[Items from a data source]

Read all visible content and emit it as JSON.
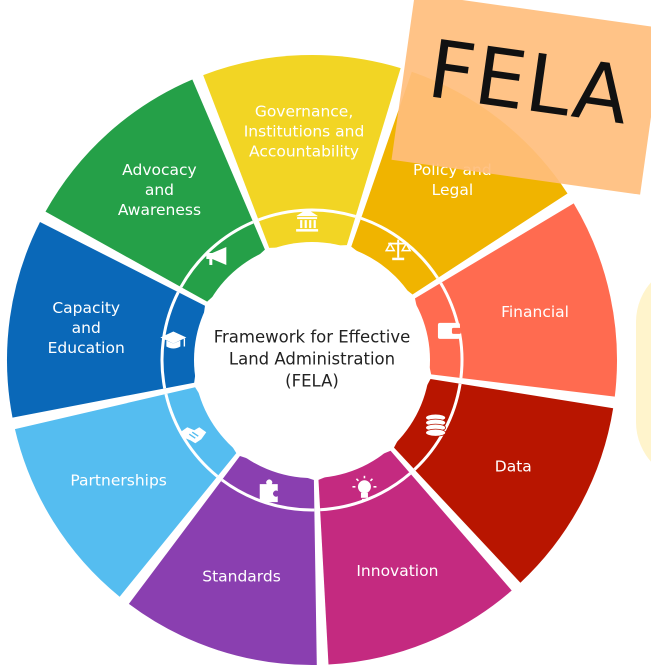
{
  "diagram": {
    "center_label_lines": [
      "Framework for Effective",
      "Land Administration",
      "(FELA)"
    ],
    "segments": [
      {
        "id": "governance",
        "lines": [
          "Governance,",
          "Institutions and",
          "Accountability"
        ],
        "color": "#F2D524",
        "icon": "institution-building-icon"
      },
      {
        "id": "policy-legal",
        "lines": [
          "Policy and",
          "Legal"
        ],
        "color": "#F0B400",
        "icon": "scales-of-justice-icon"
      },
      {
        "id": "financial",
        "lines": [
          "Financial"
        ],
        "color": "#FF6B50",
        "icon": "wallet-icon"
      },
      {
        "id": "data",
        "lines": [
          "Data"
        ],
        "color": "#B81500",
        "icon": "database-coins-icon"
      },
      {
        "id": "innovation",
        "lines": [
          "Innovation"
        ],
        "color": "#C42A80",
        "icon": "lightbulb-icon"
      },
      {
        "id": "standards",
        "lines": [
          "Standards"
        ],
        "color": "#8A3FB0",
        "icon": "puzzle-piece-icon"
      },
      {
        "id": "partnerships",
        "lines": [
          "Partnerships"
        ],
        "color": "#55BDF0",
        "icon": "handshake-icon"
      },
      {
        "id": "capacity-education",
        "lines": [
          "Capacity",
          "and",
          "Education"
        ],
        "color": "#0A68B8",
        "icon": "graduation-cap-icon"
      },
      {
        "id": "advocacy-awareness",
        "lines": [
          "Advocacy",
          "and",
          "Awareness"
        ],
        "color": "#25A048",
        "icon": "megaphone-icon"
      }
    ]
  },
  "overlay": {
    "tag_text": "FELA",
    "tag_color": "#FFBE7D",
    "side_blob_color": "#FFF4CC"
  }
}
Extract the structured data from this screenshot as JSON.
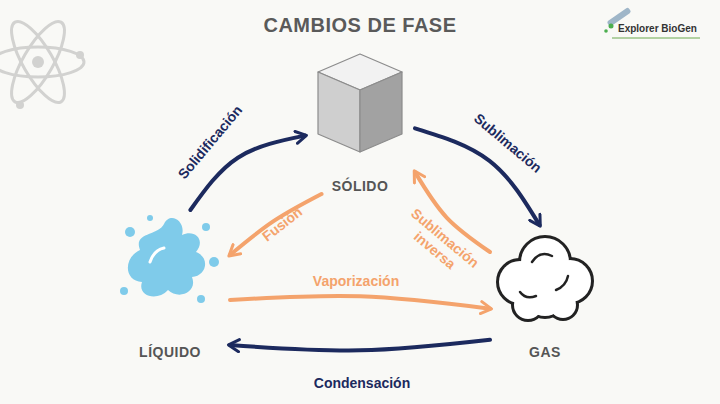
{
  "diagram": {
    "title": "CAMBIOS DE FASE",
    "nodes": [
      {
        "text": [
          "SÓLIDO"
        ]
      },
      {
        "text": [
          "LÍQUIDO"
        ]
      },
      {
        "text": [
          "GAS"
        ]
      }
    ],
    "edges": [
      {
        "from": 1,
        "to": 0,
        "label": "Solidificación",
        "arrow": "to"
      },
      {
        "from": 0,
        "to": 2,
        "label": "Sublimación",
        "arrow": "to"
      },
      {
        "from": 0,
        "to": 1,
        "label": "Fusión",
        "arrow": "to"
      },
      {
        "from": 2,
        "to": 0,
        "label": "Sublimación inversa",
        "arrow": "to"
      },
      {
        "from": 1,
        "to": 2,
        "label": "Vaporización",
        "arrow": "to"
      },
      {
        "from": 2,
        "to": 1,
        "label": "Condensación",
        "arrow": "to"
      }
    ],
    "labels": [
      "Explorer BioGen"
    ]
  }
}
* * *
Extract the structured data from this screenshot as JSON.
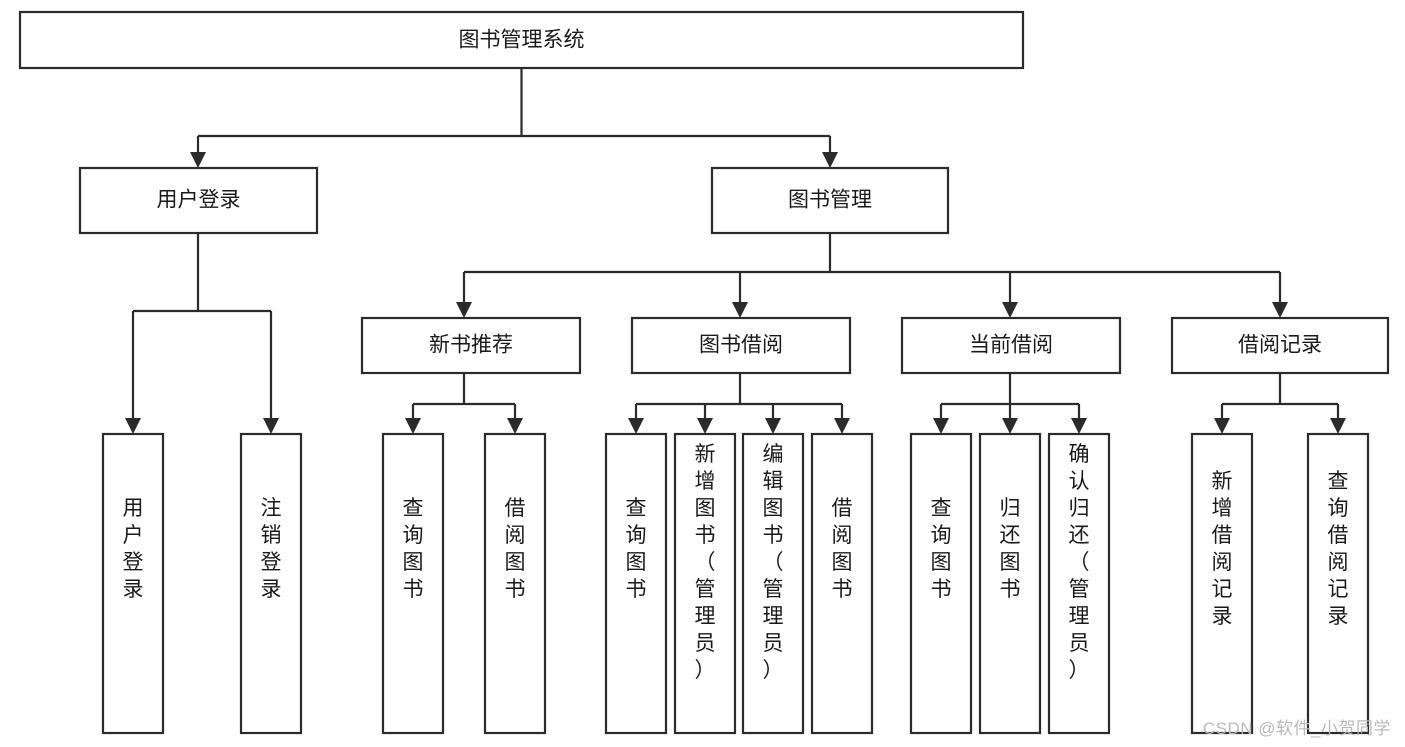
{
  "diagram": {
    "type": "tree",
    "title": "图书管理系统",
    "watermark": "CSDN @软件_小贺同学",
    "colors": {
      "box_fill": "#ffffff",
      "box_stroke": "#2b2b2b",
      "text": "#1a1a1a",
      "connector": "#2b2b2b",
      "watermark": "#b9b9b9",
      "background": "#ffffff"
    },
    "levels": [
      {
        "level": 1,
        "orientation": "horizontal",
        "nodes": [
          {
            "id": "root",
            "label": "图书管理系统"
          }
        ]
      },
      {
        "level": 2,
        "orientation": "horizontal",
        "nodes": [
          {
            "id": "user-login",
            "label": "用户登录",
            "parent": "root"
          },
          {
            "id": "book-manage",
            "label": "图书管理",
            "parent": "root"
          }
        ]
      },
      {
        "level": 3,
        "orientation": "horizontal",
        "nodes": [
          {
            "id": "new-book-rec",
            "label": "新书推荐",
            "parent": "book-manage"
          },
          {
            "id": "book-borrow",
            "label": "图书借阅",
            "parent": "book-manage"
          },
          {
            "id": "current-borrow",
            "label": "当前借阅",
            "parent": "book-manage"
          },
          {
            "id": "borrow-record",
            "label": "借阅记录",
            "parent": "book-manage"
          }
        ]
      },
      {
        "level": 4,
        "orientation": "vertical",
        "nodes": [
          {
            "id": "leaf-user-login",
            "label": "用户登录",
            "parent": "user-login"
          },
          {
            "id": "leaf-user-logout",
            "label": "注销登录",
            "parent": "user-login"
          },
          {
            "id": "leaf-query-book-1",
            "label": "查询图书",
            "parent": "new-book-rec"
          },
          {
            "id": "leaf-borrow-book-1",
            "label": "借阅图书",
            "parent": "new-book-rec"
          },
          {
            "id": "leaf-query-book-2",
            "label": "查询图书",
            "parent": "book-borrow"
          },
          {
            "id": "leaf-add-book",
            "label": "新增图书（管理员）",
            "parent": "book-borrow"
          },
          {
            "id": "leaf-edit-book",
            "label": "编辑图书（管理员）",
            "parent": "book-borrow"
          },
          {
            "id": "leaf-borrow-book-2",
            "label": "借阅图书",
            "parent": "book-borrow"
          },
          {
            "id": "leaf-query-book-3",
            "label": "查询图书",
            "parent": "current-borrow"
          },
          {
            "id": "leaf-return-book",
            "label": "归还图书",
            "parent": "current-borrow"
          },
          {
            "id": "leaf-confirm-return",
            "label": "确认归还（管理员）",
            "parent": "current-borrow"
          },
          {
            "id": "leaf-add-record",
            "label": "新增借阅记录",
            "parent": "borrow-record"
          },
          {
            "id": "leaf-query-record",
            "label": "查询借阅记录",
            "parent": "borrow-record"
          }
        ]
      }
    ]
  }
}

● Exercise requirements: List the lines of the entries that include "record".

● Reply to the exercise:
            "id": "borrow-record",
            "id": "leaf-add-record",
            "parent": "borrow-record"
            "id": "leaf-query-record",
            "parent": "borrow-record"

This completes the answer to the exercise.